* TASK STATEMENT *
Lift out each line of the data that holds "diffusione".

* SUPPLIED MATERIAL *
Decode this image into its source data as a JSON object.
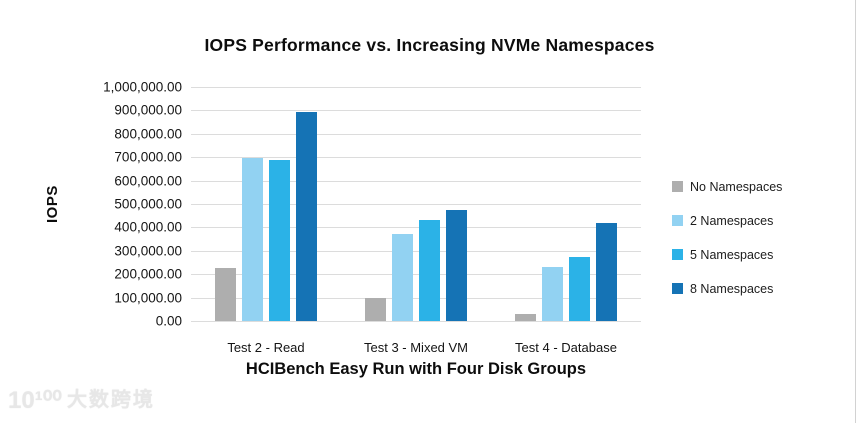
{
  "watermark": {
    "logo_text": "10¹⁰⁰",
    "brand_text": "大数跨境"
  },
  "chart_data": {
    "type": "bar",
    "title": "IOPS Performance vs. Increasing NVMe Namespaces",
    "xlabel": "HCIBench Easy Run with Four Disk Groups",
    "ylabel": "IOPS",
    "categories": [
      "Test 2 - Read",
      "Test 3 - Mixed VM",
      "Test 4 - Database"
    ],
    "series": [
      {
        "name": "No Namespaces",
        "color": "#aeaeae",
        "values": [
          225000,
          97000,
          32000
        ]
      },
      {
        "name": "2 Namespaces",
        "color": "#92d2f2",
        "values": [
          695000,
          370000,
          230000
        ]
      },
      {
        "name": "5 Namespaces",
        "color": "#2bb2e7",
        "values": [
          690000,
          430000,
          273000
        ]
      },
      {
        "name": "8 Namespaces",
        "color": "#1573b5",
        "values": [
          895000,
          475000,
          418000
        ]
      }
    ],
    "ylim": [
      0,
      1000000
    ],
    "y_tick_labels": [
      "1,000,000.00",
      "900,000.00",
      "800,000.00",
      "700,000.00",
      "600,000.00",
      "500,000.00",
      "400,000.00",
      "300,000.00",
      "200,000.00",
      "100,000.00",
      "0.00"
    ],
    "grid": true,
    "legend_position": "right"
  }
}
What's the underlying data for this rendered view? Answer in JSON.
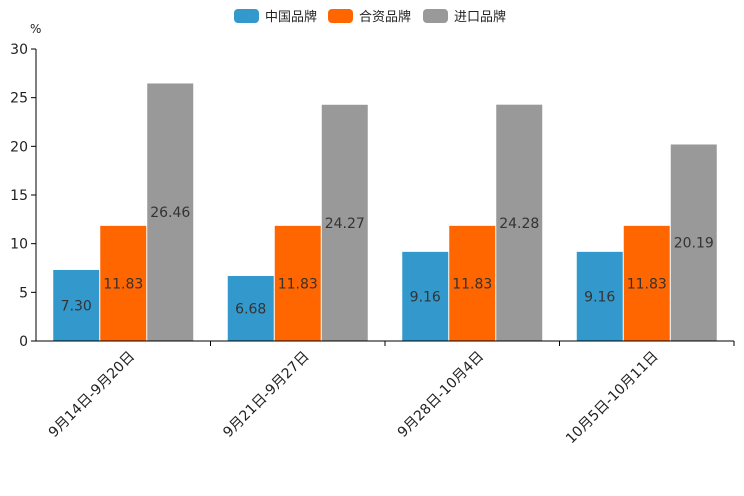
{
  "chart_data": {
    "type": "bar",
    "title": "",
    "ylabel": "%",
    "xlabel": "",
    "ylim": [
      0,
      30
    ],
    "yticks": [
      0,
      5,
      10,
      15,
      20,
      25,
      30
    ],
    "categories": [
      "9月14日-9月20日",
      "9月21日-9月27日",
      "9月28日-10月4日",
      "10月5日-10月11日"
    ],
    "series": [
      {
        "name": "中国品牌",
        "color": "#3399cc",
        "values": [
          7.3,
          6.68,
          9.16,
          9.16
        ],
        "labels": [
          "7.30",
          "6.68",
          "9.16",
          "9.16"
        ]
      },
      {
        "name": "合资品牌",
        "color": "#ff6600",
        "values": [
          11.83,
          11.83,
          11.83,
          11.83
        ],
        "labels": [
          "11.83",
          "11.83",
          "11.83",
          "11.83"
        ]
      },
      {
        "name": "进口品牌",
        "color": "#999999",
        "values": [
          26.46,
          24.27,
          24.28,
          20.19
        ],
        "labels": [
          "26.46",
          "24.27",
          "24.28",
          "20.19"
        ]
      }
    ],
    "legend_position": "top-center",
    "grid": false
  }
}
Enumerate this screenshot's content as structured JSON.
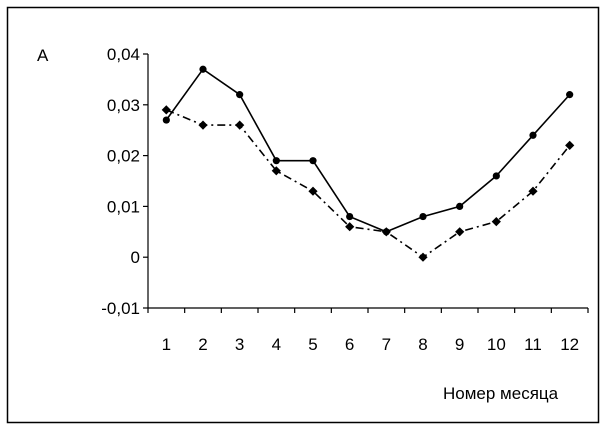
{
  "chart_data": {
    "type": "line",
    "ylabel": "A",
    "xlabel": "Номер месяца",
    "ylim": [
      -0.01,
      0.04
    ],
    "yticks": [
      -0.01,
      0,
      0.01,
      0.02,
      0.03,
      0.04
    ],
    "ytick_labels": [
      "-0,01",
      "0",
      "0,01",
      "0,02",
      "0,03",
      "0,04"
    ],
    "categories": [
      "1",
      "2",
      "3",
      "4",
      "5",
      "6",
      "7",
      "8",
      "9",
      "10",
      "11",
      "12"
    ],
    "series": [
      {
        "line": "solid",
        "marker": "circle",
        "color": "#000000",
        "values": [
          0.027,
          0.037,
          0.032,
          0.019,
          0.019,
          0.008,
          0.005,
          0.008,
          0.01,
          0.016,
          0.024,
          0.032
        ]
      },
      {
        "line": "dash-dot",
        "marker": "diamond",
        "color": "#000000",
        "values": [
          0.029,
          0.026,
          0.026,
          0.017,
          0.013,
          0.006,
          0.005,
          0.0,
          0.005,
          0.007,
          0.013,
          0.022
        ]
      }
    ],
    "grid": false,
    "legend": "none",
    "frame": true
  }
}
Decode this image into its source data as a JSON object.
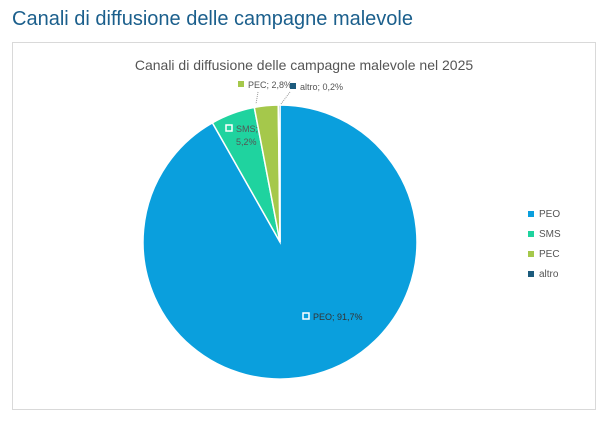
{
  "page_title": "Canali di diffusione delle campagne malevole",
  "chart_data": {
    "type": "pie",
    "title": "Canali di diffusione delle campagne malevole nel 2025",
    "categories": [
      "PEO",
      "SMS",
      "PEC",
      "altro"
    ],
    "values": [
      91.7,
      5.2,
      2.8,
      0.2
    ],
    "data_labels": [
      "PEO; 91,7%",
      "SMS; 5,2%",
      "PEC; 2,8%",
      "altro; 0,2%"
    ],
    "colors": [
      "#0a9fdd",
      "#1fd39f",
      "#a5c84b",
      "#1c5b7d"
    ],
    "legend": "right"
  }
}
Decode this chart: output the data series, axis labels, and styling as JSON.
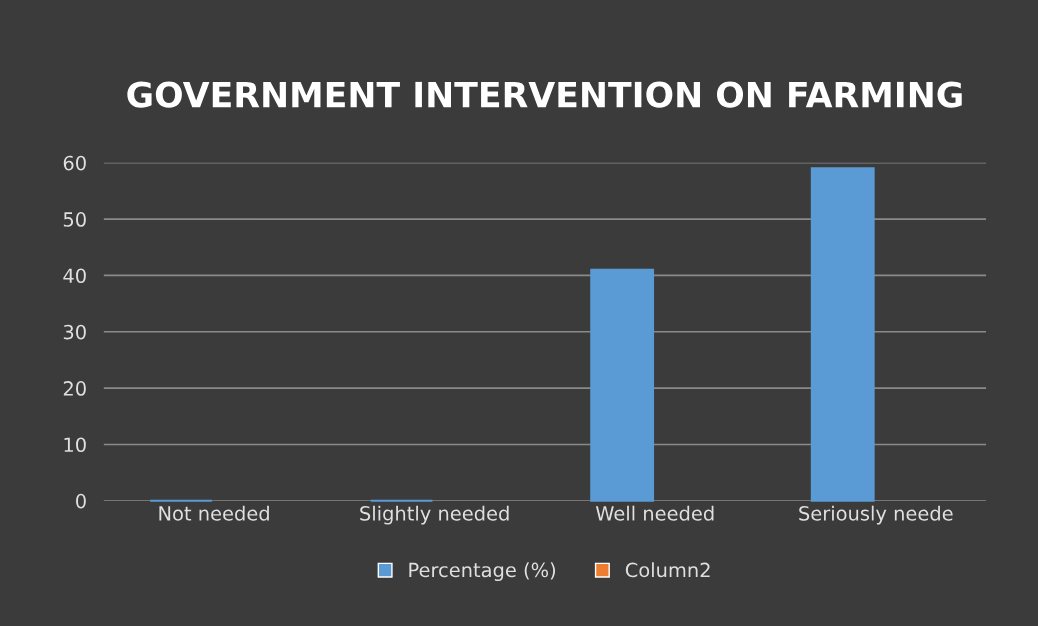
{
  "chart_data": {
    "type": "bar",
    "title": "GOVERNMENT INTERVENTION ON FARMING",
    "categories": [
      "Not needed",
      "Slightly needed",
      "Well needed",
      "Seriously neede"
    ],
    "series": [
      {
        "name": "Percentage (%)",
        "color": "#5b9bd5",
        "values": [
          0,
          0,
          41,
          59
        ]
      },
      {
        "name": "Column2",
        "color": "#ed7d31",
        "values": [
          null,
          null,
          null,
          null
        ]
      }
    ],
    "ylim": [
      0,
      60
    ],
    "yticks": [
      0,
      10,
      20,
      30,
      40,
      50,
      60
    ],
    "grid": "y",
    "legend": "bottom"
  }
}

* RESPONSE FOR THIS EXERCISE *
  "page_title": "Canali di diffusione delle campagne malevole",
    "title": "Canali di diffusione delle campagne malevole nel 2025",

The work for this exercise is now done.